─── PROVIDED RECORDS ───

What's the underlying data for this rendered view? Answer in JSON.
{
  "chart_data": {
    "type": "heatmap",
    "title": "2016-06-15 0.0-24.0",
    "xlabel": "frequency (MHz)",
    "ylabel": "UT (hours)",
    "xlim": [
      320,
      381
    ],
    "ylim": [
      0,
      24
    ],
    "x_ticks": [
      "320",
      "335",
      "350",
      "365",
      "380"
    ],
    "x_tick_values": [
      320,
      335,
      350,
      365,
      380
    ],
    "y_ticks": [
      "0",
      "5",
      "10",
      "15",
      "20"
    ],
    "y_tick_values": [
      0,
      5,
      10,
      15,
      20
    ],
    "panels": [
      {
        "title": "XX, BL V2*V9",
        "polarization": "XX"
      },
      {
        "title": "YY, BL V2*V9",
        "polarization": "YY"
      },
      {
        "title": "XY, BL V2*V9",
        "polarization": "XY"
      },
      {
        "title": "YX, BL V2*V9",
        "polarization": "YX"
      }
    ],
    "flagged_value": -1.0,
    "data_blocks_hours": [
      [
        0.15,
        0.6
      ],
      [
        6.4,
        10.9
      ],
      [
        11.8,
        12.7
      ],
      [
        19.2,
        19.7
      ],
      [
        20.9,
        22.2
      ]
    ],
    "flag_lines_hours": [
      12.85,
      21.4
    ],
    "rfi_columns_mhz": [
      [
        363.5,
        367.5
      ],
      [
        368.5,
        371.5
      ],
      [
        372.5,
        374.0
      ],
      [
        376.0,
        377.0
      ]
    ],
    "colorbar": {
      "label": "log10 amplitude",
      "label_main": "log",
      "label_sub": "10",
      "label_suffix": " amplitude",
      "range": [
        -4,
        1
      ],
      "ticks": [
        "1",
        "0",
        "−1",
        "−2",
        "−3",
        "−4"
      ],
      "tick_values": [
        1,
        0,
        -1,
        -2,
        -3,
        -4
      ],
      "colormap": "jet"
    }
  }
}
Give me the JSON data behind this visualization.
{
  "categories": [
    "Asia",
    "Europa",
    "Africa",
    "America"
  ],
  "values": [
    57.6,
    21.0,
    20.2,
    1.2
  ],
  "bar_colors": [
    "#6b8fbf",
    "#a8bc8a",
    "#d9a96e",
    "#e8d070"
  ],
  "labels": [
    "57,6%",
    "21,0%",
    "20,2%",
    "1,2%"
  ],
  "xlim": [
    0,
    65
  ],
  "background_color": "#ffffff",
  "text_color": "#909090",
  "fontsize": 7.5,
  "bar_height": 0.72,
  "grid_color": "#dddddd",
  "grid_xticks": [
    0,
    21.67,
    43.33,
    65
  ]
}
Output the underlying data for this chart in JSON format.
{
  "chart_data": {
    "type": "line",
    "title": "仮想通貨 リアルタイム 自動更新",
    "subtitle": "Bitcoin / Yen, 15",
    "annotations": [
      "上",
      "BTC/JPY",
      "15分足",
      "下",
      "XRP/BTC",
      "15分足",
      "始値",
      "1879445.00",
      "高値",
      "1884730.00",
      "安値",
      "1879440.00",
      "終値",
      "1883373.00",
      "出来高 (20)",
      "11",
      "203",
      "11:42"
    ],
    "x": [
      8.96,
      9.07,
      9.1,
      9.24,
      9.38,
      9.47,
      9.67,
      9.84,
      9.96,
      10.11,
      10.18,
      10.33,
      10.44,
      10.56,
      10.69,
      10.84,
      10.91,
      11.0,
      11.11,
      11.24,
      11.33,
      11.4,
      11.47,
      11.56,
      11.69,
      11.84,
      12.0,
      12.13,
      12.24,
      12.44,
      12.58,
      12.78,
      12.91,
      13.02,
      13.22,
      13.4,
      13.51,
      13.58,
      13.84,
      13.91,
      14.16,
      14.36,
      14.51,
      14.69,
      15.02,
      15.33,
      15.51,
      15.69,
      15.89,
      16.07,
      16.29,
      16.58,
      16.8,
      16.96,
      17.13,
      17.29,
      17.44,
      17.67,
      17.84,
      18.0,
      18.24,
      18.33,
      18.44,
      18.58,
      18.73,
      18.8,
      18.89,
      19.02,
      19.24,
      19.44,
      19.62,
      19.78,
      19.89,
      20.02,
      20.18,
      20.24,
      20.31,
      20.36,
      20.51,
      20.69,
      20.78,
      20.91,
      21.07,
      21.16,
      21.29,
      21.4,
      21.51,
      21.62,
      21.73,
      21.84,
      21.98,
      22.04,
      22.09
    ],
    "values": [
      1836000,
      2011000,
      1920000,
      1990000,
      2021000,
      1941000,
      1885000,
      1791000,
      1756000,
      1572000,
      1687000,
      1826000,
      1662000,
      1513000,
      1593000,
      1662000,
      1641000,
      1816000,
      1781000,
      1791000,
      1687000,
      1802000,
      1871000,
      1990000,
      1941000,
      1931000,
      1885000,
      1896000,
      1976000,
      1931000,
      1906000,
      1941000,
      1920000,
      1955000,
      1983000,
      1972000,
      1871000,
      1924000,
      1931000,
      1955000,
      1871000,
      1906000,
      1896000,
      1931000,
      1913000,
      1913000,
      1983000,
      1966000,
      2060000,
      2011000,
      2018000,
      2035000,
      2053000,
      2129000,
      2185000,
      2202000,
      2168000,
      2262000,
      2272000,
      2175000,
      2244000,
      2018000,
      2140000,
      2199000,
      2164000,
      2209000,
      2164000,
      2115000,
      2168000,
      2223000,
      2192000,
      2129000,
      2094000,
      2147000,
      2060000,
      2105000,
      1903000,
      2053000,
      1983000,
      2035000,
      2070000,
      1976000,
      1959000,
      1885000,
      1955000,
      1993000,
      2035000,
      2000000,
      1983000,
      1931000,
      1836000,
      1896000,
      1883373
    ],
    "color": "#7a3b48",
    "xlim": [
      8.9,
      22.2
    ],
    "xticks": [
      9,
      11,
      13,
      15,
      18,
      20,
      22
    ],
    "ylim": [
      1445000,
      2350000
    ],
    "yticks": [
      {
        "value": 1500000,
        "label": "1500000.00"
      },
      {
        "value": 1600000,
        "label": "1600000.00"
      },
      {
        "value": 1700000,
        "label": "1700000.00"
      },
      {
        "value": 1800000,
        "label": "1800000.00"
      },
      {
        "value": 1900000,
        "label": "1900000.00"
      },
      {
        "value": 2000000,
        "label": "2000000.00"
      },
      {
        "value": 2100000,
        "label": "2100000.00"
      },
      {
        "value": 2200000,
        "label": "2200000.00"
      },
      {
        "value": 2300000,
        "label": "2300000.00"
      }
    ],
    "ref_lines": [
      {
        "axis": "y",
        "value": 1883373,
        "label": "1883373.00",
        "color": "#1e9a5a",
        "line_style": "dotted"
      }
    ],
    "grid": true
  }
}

───

EXERCISE INSTRUCTIONS →
Write out every entry again exactly, please, with nothing missing.

TASK RESULT →
What's the underlying data for this rendered view? Answer in JSON.
{
  "chart_data": {
    "type": "heatmap",
    "title": "2016-06-15 0.0-24.0",
    "xlabel": "frequency (MHz)",
    "ylabel": "UT (hours)",
    "xlim": [
      320,
      381
    ],
    "ylim": [
      0,
      24
    ],
    "x_ticks": [
      "320",
      "335",
      "350",
      "365",
      "380"
    ],
    "x_tick_values": [
      320,
      335,
      350,
      365,
      380
    ],
    "y_ticks": [
      "0",
      "5",
      "10",
      "15",
      "20"
    ],
    "y_tick_values": [
      0,
      5,
      10,
      15,
      20
    ],
    "panels": [
      {
        "title": "XX, BL V2*V9",
        "polarization": "XX"
      },
      {
        "title": "YY, BL V2*V9",
        "polarization": "YY"
      },
      {
        "title": "XY, BL V2*V9",
        "polarization": "XY"
      },
      {
        "title": "YX, BL V2*V9",
        "polarization": "YX"
      }
    ],
    "flagged_value": -1.0,
    "data_blocks_hours": [
      [
        0.15,
        0.6
      ],
      [
        6.4,
        10.9
      ],
      [
        11.8,
        12.7
      ],
      [
        19.2,
        19.7
      ],
      [
        20.9,
        22.2
      ]
    ],
    "flag_lines_hours": [
      12.85,
      21.4
    ],
    "rfi_columns_mhz": [
      [
        363.5,
        367.5
      ],
      [
        368.5,
        371.5
      ],
      [
        372.5,
        374.0
      ],
      [
        376.0,
        377.0
      ]
    ],
    "colorbar": {
      "label": "log10 amplitude",
      "label_main": "log",
      "label_sub": "10",
      "label_suffix": " amplitude",
      "range": [
        -4,
        1
      ],
      "ticks": [
        "1",
        "0",
        "−1",
        "−2",
        "−3",
        "−4"
      ],
      "tick_values": [
        1,
        0,
        -1,
        -2,
        -3,
        -4
      ],
      "colormap": "jet"
    }
  }
}
Give me the JSON data behind this visualization.
{
  "categories": [
    "Asia",
    "Europa",
    "Africa",
    "America"
  ],
  "values": [
    57.6,
    21.0,
    20.2,
    1.2
  ],
  "bar_colors": [
    "#6b8fbf",
    "#a8bc8a",
    "#d9a96e",
    "#e8d070"
  ],
  "labels": [
    "57,6%",
    "21,0%",
    "20,2%",
    "1,2%"
  ],
  "xlim": [
    0,
    65
  ],
  "background_color": "#ffffff",
  "text_color": "#909090",
  "fontsize": 7.5,
  "bar_height": 0.72,
  "grid_color": "#dddddd",
  "grid_xticks": [
    0,
    21.67,
    43.33,
    65
  ]
}
Output the underlying data for this chart in JSON format.
{
  "chart_data": {
    "type": "line",
    "title": "仮想通貨 リアルタイム 自動更新",
    "subtitle": "Bitcoin / Yen, 15",
    "annotations": [
      "上",
      "BTC/JPY",
      "15分足",
      "下",
      "XRP/BTC",
      "15分足",
      "始値",
      "1879445.00",
      "高値",
      "1884730.00",
      "安値",
      "1879440.00",
      "終値",
      "1883373.00",
      "出来高 (20)",
      "11",
      "203",
      "11:42"
    ],
    "x": [
      8.96,
      9.07,
      9.1,
      9.24,
      9.38,
      9.47,
      9.67,
      9.84,
      9.96,
      10.11,
      10.18,
      10.33,
      10.44,
      10.56,
      10.69,
      10.84,
      10.91,
      11.0,
      11.11,
      11.24,
      11.33,
      11.4,
      11.47,
      11.56,
      11.69,
      11.84,
      12.0,
      12.13,
      12.24,
      12.44,
      12.58,
      12.78,
      12.91,
      13.02,
      13.22,
      13.4,
      13.51,
      13.58,
      13.84,
      13.91,
      14.16,
      14.36,
      14.51,
      14.69,
      15.02,
      15.33,
      15.51,
      15.69,
      15.89,
      16.07,
      16.29,
      16.58,
      16.8,
      16.96,
      17.13,
      17.29,
      17.44,
      17.67,
      17.84,
      18.0,
      18.24,
      18.33,
      18.44,
      18.58,
      18.73,
      18.8,
      18.89,
      19.02,
      19.24,
      19.44,
      19.62,
      19.78,
      19.89,
      20.02,
      20.18,
      20.24,
      20.31,
      20.36,
      20.51,
      20.69,
      20.78,
      20.91,
      21.07,
      21.16,
      21.29,
      21.4,
      21.51,
      21.62,
      21.73,
      21.84,
      21.98,
      22.04,
      22.09
    ],
    "values": [
      1836000,
      2011000,
      1920000,
      1990000,
      2021000,
      1941000,
      1885000,
      1791000,
      1756000,
      1572000,
      1687000,
      1826000,
      1662000,
      1513000,
      1593000,
      1662000,
      1641000,
      1816000,
      1781000,
      1791000,
      1687000,
      1802000,
      1871000,
      1990000,
      1941000,
      1931000,
      1885000,
      1896000,
      1976000,
      1931000,
      1906000,
      1941000,
      1920000,
      1955000,
      1983000,
      1972000,
      1871000,
      1924000,
      1931000,
      1955000,
      1871000,
      1906000,
      1896000,
      1931000,
      1913000,
      1913000,
      1983000,
      1966000,
      2060000,
      2011000,
      2018000,
      2035000,
      2053000,
      2129000,
      2185000,
      2202000,
      2168000,
      2262000,
      2272000,
      2175000,
      2244000,
      2018000,
      2140000,
      2199000,
      2164000,
      2209000,
      2164000,
      2115000,
      2168000,
      2223000,
      2192000,
      2129000,
      2094000,
      2147000,
      2060000,
      2105000,
      1903000,
      2053000,
      1983000,
      2035000,
      2070000,
      1976000,
      1959000,
      1885000,
      1955000,
      1993000,
      2035000,
      2000000,
      1983000,
      1931000,
      1836000,
      1896000,
      1883373
    ],
    "color": "#7a3b48",
    "xlim": [
      8.9,
      22.2
    ],
    "xticks": [
      9,
      11,
      13,
      15,
      18,
      20,
      22
    ],
    "ylim": [
      1445000,
      2350000
    ],
    "yticks": [
      {
        "value": 1500000,
        "label": "1500000.00"
      },
      {
        "value": 1600000,
        "label": "1600000.00"
      },
      {
        "value": 1700000,
        "label": "1700000.00"
      },
      {
        "value": 1800000,
        "label": "1800000.00"
      },
      {
        "value": 1900000,
        "label": "1900000.00"
      },
      {
        "value": 2000000,
        "label": "2000000.00"
      },
      {
        "value": 2100000,
        "label": "2100000.00"
      },
      {
        "value": 2200000,
        "label": "2200000.00"
      },
      {
        "value": 2300000,
        "label": "2300000.00"
      }
    ],
    "ref_lines": [
      {
        "axis": "y",
        "value": 1883373,
        "label": "1883373.00",
        "color": "#1e9a5a",
        "line_style": "dotted"
      }
    ],
    "grid": true
  }
}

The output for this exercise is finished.